_Material for this exercise_
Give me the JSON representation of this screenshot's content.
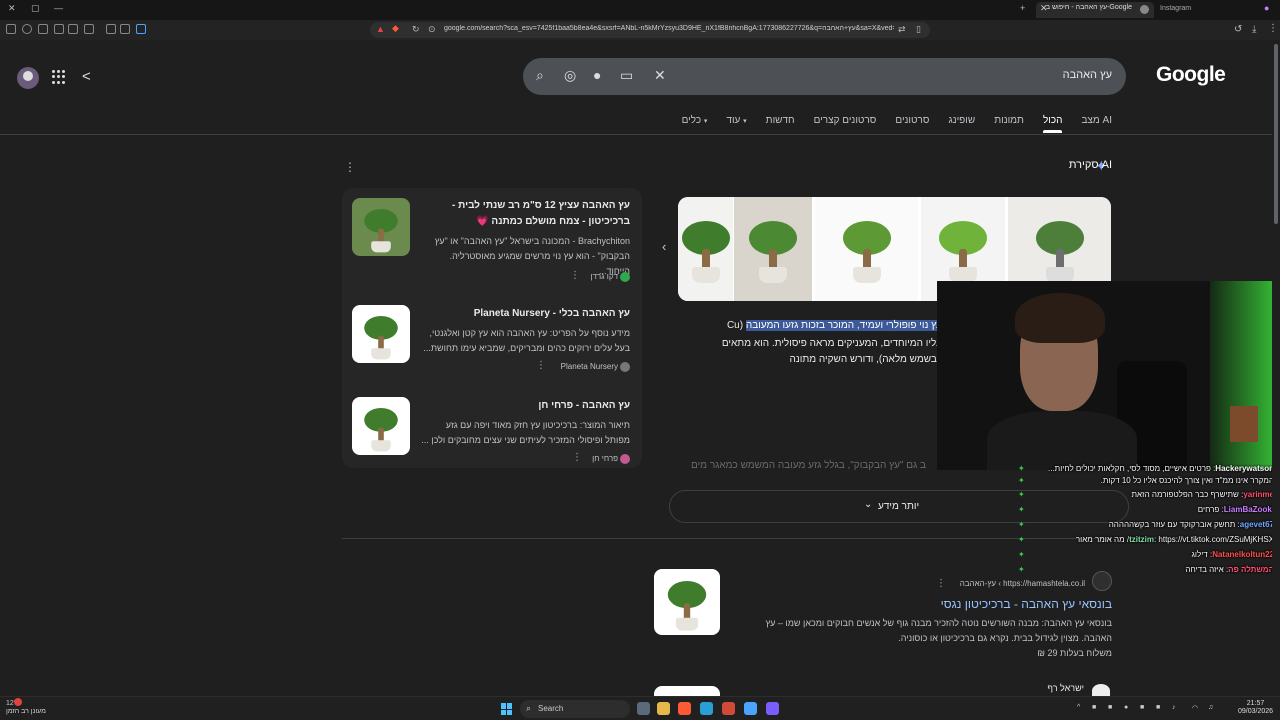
{
  "browser": {
    "active_tab_title": "עץ האהבה - חיפוש ב-Google",
    "second_tab_title": "Instagram",
    "url": "google.com/search?sca_esv=7425f1baa5b8ea4e&sxsrf=ANbL-n5kMrYzsyu3D9HE_nX1fB8nhcnBgA:1773086227726&q=עץ+האהבה&sa=X&ved=2ahUKEwj&source=In..."
  },
  "google": {
    "logo": "Google",
    "search_query": "עץ האהבה",
    "tabs": [
      "מצב AI",
      "הכול",
      "תמונות",
      "שופינג",
      "סרטונים",
      "סרטונים קצרים",
      "חדשות",
      "עוד",
      "כלים"
    ],
    "active_tab": "הכול"
  },
  "ai_overview": {
    "title": "סקירת AI",
    "highlighted": "הוא עץ נוי פופולרי ועמיד, המוכר בזכות גזעו המעובה",
    "partial_text": "(Cu",
    "line2": "ים) ועליו המיוחדים, המעניקים מראה פיסולית. הוא מתאים",
    "line3": "גינה (בשמש מלאה), ודורש השקיה מתונה",
    "faded_line": "ב גם \"עץ הבקבוק\", בגלל גזע מעובה המשמש כמאגר מים",
    "show_more": "יותר מידע"
  },
  "sources": [
    {
      "title_line1": "עץ האהבה עציץ 12 ס\"מ רב שנתי לבית -",
      "title_line2": "ברכיכיטון - צמח מושלם כמתנה 💗",
      "snippet": "Brachychiton - המכונה בישראל \"עץ האהבה\" או \"עץ הבקבוק\" - הוא עץ נוי מרשים שמגיע מאוסטרליה. הייחוד...",
      "site": "דקו גרדן"
    },
    {
      "title_line1": "עץ האהבה בכלי - Planeta Nursery",
      "snippet": "מידע נוסף על הפריט: עץ האהבה הוא עץ קטן ואלגנטי, בעל עלים ירוקים כהים ומבריקים, שמביא עימו תחושת...",
      "site": "Planeta Nursery"
    },
    {
      "title_line1": "עץ האהבה - פרחי חן",
      "snippet": "תיאור המוצר: ברכיכיטון עץ חזק מאוד ויפה עם גזע מפותל ופיסולי המזכיר לעיתים שני עצים מחובקים ולכן ...",
      "site": "פרחי חן"
    }
  ],
  "result": {
    "url": "https://hamashtela.co.il › עץ-האהבה",
    "title": "בונסאי עץ האהבה - ברכיכיטון נגסי",
    "snippet_line1": "בונסאי עץ האהבה: מבנה השורשים נוטה להזכיר מבנה גוף של אנשים חבוקים ומכאן שמו – עץ",
    "snippet_line2": "האהבה. מצוין לגידול בבית. נקרא גם ברכיכיטון או כוסוניה.",
    "shipping": "משלוח בעלות 29 ₪"
  },
  "result2": {
    "site": "ישראל רף"
  },
  "chat": [
    {
      "user": "Hackerywatson",
      "text": "פרטים אישיים, מסוד לסי, חקלאות יכולים לחיות...",
      "color": "#f5f5f5"
    },
    {
      "user": "",
      "text": "המקרר אינו ממ\"ד ואין צורך להיכנס אליו כל 10 דקות.",
      "color": "#f5f5f5"
    },
    {
      "user": "yarinme",
      "text": "שתישרף כבר הפלטפורמה הזאת",
      "color": "#ff4d6d"
    },
    {
      "user": "LiamBaZooki",
      "text": "פרחים",
      "color": "#c77dff"
    },
    {
      "user": "agevet67",
      "text": "תחשק אוברקוקד עם עוזר בקשההההה",
      "color": "#6ea8ff"
    },
    {
      "user": "tzitzim",
      "text": "https://vt.tiktok.com/ZSuMjKHSX/ מה אומר מאור",
      "color": "#7ee0a8"
    },
    {
      "user": "Natanelkoltun22",
      "text": "דילוג",
      "color": "#ff4d4d"
    },
    {
      "user": "המשתלה פה",
      "text": "איזה בדיחה",
      "color": "#ff4d6d"
    }
  ],
  "taskbar": {
    "weather_temp": "12°C",
    "weather_desc": "מעונן רב הזמן",
    "search_label": "Search",
    "time": "21:57",
    "date": "09/03/2026"
  }
}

_Instructions to follow_
Pictures stay out; reproduce every line of the records exactly.

_Task response_
Give me the JSON representation of this screenshot's content.
{
  "browser": {
    "active_tab_title": "עץ האהבה - חיפוש ב-Google",
    "second_tab_title": "Instagram",
    "url": "google.com/search?sca_esv=7425f1baa5b8ea4e&sxsrf=ANbL-n5kMrYzsyu3D9HE_nX1fB8nhcnBgA:1773086227726&q=עץ+האהבה&sa=X&ved=2ahUKEwj&source=In..."
  },
  "google": {
    "logo": "Google",
    "search_query": "עץ האהבה",
    "tabs": [
      "מצב AI",
      "הכול",
      "תמונות",
      "שופינג",
      "סרטונים",
      "סרטונים קצרים",
      "חדשות",
      "עוד",
      "כלים"
    ],
    "active_tab": "הכול"
  },
  "ai_overview": {
    "title": "סקירת AI",
    "highlighted": "הוא עץ נוי פופולרי ועמיד, המוכר בזכות גזעו המעובה",
    "partial_text": "(Cu",
    "line2": "ים) ועליו המיוחדים, המעניקים מראה פיסולית. הוא מתאים",
    "line3": "גינה (בשמש מלאה), ודורש השקיה מתונה",
    "faded_line": "ב גם \"עץ הבקבוק\", בגלל גזע מעובה המשמש כמאגר מים",
    "show_more": "יותר מידע"
  },
  "sources": [
    {
      "title_line1": "עץ האהבה עציץ 12 ס\"מ רב שנתי לבית -",
      "title_line2": "ברכיכיטון - צמח מושלם כמתנה 💗",
      "snippet": "Brachychiton - המכונה בישראל \"עץ האהבה\" או \"עץ הבקבוק\" - הוא עץ נוי מרשים שמגיע מאוסטרליה. הייחוד...",
      "site": "דקו גרדן"
    },
    {
      "title_line1": "עץ האהבה בכלי - Planeta Nursery",
      "snippet": "מידע נוסף על הפריט: עץ האהבה הוא עץ קטן ואלגנטי, בעל עלים ירוקים כהים ומבריקים, שמביא עימו תחושת...",
      "site": "Planeta Nursery"
    },
    {
      "title_line1": "עץ האהבה - פרחי חן",
      "snippet": "תיאור המוצר: ברכיכיטון עץ חזק מאוד ויפה עם גזע מפותל ופיסולי המזכיר לעיתים שני עצים מחובקים ולכן ...",
      "site": "פרחי חן"
    }
  ],
  "result": {
    "url": "https://hamashtela.co.il › עץ-האהבה",
    "title": "בונסאי עץ האהבה - ברכיכיטון נגסי",
    "snippet_line1": "בונסאי עץ האהבה: מבנה השורשים נוטה להזכיר מבנה גוף של אנשים חבוקים ומכאן שמו – עץ",
    "snippet_line2": "האהבה. מצוין לגידול בבית. נקרא גם ברכיכיטון או כוסוניה.",
    "shipping": "משלוח בעלות 29 ₪"
  },
  "result2": {
    "site": "ישראל רף"
  },
  "chat": [
    {
      "user": "Hackerywatson",
      "text": "פרטים אישיים, מסוד לסי, חקלאות יכולים לחיות...",
      "color": "#f5f5f5"
    },
    {
      "user": "",
      "text": "המקרר אינו ממ\"ד ואין צורך להיכנס אליו כל 10 דקות.",
      "color": "#f5f5f5"
    },
    {
      "user": "yarinme",
      "text": "שתישרף כבר הפלטפורמה הזאת",
      "color": "#ff4d6d"
    },
    {
      "user": "LiamBaZooki",
      "text": "פרחים",
      "color": "#c77dff"
    },
    {
      "user": "agevet67",
      "text": "תחשק אוברקוקד עם עוזר בקשההההה",
      "color": "#6ea8ff"
    },
    {
      "user": "tzitzim",
      "text": "https://vt.tiktok.com/ZSuMjKHSX/ מה אומר מאור",
      "color": "#7ee0a8"
    },
    {
      "user": "Natanelkoltun22",
      "text": "דילוג",
      "color": "#ff4d4d"
    },
    {
      "user": "המשתלה פה",
      "text": "איזה בדיחה",
      "color": "#ff4d6d"
    }
  ],
  "taskbar": {
    "weather_temp": "12°C",
    "weather_desc": "מעונן רב הזמן",
    "search_label": "Search",
    "time": "21:57",
    "date": "09/03/2026"
  }
}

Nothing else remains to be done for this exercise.